> **Do this**
Filter the records below down to lines containing "JSON".

[Extracted data start]

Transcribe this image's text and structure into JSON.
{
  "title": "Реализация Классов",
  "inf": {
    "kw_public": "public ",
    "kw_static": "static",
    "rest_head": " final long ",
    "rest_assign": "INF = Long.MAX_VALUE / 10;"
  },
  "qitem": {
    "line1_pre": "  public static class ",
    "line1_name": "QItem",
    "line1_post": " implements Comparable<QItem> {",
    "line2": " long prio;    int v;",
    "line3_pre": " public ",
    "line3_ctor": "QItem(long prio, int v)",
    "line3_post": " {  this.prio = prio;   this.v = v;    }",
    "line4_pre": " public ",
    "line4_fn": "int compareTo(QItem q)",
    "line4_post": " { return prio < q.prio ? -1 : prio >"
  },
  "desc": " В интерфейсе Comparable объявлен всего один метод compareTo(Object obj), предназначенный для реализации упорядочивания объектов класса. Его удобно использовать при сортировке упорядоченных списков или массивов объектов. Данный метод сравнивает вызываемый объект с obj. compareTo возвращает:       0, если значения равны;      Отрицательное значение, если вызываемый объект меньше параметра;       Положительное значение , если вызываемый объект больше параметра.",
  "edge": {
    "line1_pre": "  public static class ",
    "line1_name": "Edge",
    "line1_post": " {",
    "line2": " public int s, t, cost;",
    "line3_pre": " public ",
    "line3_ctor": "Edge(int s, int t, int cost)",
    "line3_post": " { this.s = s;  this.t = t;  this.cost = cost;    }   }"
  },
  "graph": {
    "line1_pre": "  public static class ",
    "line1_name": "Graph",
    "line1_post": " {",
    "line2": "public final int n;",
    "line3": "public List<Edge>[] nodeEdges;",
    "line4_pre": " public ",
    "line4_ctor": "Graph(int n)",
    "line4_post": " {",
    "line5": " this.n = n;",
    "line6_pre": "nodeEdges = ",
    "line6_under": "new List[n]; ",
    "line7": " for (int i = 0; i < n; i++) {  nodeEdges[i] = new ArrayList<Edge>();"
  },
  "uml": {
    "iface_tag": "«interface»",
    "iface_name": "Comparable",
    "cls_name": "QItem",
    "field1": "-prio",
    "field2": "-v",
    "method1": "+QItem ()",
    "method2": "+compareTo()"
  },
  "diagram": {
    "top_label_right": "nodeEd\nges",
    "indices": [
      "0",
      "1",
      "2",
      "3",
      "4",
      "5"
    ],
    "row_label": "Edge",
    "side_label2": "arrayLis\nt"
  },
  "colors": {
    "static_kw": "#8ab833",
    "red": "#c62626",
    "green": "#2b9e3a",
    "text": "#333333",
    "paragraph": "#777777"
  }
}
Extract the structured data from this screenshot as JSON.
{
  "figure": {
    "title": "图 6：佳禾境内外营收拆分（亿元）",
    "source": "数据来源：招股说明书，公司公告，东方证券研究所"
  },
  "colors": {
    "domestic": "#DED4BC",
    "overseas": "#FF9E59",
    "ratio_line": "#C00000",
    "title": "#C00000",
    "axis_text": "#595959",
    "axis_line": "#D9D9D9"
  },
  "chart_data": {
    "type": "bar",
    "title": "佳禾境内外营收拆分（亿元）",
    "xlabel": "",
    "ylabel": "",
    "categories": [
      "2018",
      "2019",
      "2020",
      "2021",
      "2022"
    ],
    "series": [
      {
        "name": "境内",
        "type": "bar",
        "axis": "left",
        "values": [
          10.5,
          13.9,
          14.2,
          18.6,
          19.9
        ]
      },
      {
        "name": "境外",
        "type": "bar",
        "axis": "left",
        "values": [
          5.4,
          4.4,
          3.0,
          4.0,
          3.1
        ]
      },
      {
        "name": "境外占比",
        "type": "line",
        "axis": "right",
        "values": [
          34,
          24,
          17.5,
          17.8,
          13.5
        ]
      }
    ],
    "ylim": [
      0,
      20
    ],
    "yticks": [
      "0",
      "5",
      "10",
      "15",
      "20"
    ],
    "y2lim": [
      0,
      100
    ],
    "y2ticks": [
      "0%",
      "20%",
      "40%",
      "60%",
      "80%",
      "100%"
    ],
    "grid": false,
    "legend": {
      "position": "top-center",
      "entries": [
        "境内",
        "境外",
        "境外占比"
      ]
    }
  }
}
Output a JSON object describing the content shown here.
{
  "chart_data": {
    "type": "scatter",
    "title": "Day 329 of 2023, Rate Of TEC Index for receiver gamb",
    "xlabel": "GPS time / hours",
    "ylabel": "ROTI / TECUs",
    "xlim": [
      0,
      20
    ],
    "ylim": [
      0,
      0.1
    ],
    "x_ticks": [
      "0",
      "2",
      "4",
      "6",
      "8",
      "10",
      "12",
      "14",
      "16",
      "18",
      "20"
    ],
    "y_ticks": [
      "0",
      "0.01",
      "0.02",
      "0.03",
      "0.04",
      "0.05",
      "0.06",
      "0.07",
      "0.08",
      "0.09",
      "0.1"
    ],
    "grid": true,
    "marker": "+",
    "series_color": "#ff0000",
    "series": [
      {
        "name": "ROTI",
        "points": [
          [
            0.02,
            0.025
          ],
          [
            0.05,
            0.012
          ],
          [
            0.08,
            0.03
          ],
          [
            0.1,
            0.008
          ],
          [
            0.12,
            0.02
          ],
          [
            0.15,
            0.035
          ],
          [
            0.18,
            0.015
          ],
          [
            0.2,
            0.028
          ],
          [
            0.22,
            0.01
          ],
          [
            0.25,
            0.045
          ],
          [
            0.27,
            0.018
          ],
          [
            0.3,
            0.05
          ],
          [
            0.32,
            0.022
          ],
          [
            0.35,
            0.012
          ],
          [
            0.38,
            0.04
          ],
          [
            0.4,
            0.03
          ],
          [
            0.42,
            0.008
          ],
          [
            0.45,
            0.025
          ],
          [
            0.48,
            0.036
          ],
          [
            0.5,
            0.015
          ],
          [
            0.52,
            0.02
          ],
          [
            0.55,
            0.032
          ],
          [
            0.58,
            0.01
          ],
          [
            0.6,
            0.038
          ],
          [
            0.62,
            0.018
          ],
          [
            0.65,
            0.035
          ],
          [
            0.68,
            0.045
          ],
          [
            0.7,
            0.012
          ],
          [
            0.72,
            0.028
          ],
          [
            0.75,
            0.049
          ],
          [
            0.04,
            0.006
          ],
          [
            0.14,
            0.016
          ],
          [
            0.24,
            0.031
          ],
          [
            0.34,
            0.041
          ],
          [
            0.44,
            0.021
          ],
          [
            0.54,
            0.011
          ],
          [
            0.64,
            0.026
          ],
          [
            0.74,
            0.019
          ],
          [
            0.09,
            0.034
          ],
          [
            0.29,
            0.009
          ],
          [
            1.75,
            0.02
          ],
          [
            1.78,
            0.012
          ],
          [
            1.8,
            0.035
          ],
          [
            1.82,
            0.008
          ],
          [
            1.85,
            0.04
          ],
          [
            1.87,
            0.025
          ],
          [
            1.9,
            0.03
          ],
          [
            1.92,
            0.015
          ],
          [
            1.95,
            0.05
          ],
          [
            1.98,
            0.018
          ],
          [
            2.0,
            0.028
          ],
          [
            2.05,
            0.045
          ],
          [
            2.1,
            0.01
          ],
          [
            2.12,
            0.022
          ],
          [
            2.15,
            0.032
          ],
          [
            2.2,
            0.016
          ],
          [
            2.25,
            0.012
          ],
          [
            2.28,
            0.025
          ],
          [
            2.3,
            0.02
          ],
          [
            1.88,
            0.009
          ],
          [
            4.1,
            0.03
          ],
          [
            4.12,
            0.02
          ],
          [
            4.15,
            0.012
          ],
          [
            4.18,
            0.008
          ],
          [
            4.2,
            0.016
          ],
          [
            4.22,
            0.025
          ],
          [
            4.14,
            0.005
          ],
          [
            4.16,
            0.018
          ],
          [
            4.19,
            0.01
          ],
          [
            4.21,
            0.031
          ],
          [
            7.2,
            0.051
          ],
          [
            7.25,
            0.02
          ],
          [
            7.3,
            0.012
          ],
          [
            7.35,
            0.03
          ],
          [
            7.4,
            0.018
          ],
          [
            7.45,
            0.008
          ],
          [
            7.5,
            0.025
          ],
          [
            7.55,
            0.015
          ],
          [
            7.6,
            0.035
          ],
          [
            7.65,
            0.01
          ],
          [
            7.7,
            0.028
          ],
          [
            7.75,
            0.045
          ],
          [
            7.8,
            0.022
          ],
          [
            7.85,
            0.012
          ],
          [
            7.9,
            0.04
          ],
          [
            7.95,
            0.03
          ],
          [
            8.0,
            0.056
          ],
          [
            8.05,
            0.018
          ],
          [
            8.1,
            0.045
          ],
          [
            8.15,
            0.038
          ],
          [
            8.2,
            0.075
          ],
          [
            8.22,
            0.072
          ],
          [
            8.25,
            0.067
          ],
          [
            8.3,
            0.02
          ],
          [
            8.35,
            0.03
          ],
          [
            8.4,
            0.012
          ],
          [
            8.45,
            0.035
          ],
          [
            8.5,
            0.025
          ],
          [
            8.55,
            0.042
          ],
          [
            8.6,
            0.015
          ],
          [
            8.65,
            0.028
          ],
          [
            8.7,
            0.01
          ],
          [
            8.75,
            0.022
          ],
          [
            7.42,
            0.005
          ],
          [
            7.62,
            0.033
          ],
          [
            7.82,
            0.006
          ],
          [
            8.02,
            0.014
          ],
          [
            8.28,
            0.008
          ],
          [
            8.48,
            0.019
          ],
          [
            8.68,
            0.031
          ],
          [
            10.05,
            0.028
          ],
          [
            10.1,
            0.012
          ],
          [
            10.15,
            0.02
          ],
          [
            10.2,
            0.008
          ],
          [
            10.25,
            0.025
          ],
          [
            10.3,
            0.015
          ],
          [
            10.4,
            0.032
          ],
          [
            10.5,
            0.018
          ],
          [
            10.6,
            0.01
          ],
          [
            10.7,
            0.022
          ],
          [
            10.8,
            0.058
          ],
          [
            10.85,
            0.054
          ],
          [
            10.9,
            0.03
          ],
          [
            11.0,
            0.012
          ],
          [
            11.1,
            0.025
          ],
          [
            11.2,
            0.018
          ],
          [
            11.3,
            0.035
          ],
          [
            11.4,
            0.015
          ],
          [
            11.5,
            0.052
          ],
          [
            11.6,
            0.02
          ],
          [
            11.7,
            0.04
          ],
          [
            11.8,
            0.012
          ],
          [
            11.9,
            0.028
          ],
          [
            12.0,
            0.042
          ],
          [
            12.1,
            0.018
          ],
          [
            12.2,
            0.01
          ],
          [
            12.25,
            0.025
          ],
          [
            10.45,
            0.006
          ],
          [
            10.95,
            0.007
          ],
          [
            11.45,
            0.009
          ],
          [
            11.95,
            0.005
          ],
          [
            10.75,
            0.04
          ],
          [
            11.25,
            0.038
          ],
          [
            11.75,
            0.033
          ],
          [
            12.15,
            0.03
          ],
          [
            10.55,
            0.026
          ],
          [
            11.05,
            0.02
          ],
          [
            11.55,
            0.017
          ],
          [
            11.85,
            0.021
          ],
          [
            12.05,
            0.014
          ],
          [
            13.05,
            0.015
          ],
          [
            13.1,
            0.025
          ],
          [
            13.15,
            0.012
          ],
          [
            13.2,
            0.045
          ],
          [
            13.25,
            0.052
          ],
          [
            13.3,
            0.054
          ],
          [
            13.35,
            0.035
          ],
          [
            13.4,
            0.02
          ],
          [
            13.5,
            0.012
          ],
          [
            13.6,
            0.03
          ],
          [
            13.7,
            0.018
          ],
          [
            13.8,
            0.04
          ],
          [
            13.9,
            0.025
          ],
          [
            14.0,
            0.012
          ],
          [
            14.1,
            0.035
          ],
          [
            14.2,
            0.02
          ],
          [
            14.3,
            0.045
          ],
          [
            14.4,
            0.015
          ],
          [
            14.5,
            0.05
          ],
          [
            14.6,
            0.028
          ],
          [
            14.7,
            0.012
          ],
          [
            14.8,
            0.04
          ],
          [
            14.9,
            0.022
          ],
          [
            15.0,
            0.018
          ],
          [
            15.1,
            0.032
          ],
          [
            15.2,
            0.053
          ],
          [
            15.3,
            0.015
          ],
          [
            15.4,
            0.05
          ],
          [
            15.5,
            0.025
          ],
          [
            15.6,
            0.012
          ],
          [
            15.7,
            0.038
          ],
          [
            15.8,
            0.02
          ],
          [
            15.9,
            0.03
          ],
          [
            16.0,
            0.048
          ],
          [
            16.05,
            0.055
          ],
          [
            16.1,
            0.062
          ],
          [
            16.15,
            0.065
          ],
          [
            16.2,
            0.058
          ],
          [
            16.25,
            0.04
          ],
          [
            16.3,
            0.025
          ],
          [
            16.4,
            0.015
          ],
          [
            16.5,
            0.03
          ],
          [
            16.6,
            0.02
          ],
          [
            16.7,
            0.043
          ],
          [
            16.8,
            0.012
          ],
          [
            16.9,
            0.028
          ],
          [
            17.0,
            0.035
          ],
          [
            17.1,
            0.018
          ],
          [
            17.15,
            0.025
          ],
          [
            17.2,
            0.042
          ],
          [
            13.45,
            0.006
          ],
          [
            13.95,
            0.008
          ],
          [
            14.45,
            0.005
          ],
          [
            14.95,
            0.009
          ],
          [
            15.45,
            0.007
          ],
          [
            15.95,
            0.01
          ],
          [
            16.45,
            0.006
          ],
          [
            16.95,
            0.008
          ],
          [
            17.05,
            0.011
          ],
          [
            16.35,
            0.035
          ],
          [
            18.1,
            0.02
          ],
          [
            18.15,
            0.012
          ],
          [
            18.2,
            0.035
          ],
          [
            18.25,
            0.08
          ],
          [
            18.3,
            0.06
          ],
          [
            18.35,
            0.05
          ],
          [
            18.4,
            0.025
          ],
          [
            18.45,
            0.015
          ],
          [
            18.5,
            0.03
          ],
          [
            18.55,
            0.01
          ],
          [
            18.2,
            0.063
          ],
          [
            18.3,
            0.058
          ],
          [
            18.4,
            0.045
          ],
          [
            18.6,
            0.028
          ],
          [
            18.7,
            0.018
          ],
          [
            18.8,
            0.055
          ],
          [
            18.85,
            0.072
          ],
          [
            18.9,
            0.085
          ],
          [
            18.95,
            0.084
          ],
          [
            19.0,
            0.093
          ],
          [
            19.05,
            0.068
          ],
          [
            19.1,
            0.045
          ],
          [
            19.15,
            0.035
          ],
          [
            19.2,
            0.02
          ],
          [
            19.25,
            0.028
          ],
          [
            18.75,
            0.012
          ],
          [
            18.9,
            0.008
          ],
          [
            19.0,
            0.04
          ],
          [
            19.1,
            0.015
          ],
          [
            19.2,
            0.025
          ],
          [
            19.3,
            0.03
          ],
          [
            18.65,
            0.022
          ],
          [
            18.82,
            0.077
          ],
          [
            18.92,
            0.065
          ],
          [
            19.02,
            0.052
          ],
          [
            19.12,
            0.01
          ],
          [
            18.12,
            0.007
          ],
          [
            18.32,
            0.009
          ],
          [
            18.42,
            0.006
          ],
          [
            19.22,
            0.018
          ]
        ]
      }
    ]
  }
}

[Extracted data end]

> **Full response**
Transcribe this image's text and structure into JSON.
Extract the structured data from this screenshot as JSON.
Output a JSON object describing the content shown here.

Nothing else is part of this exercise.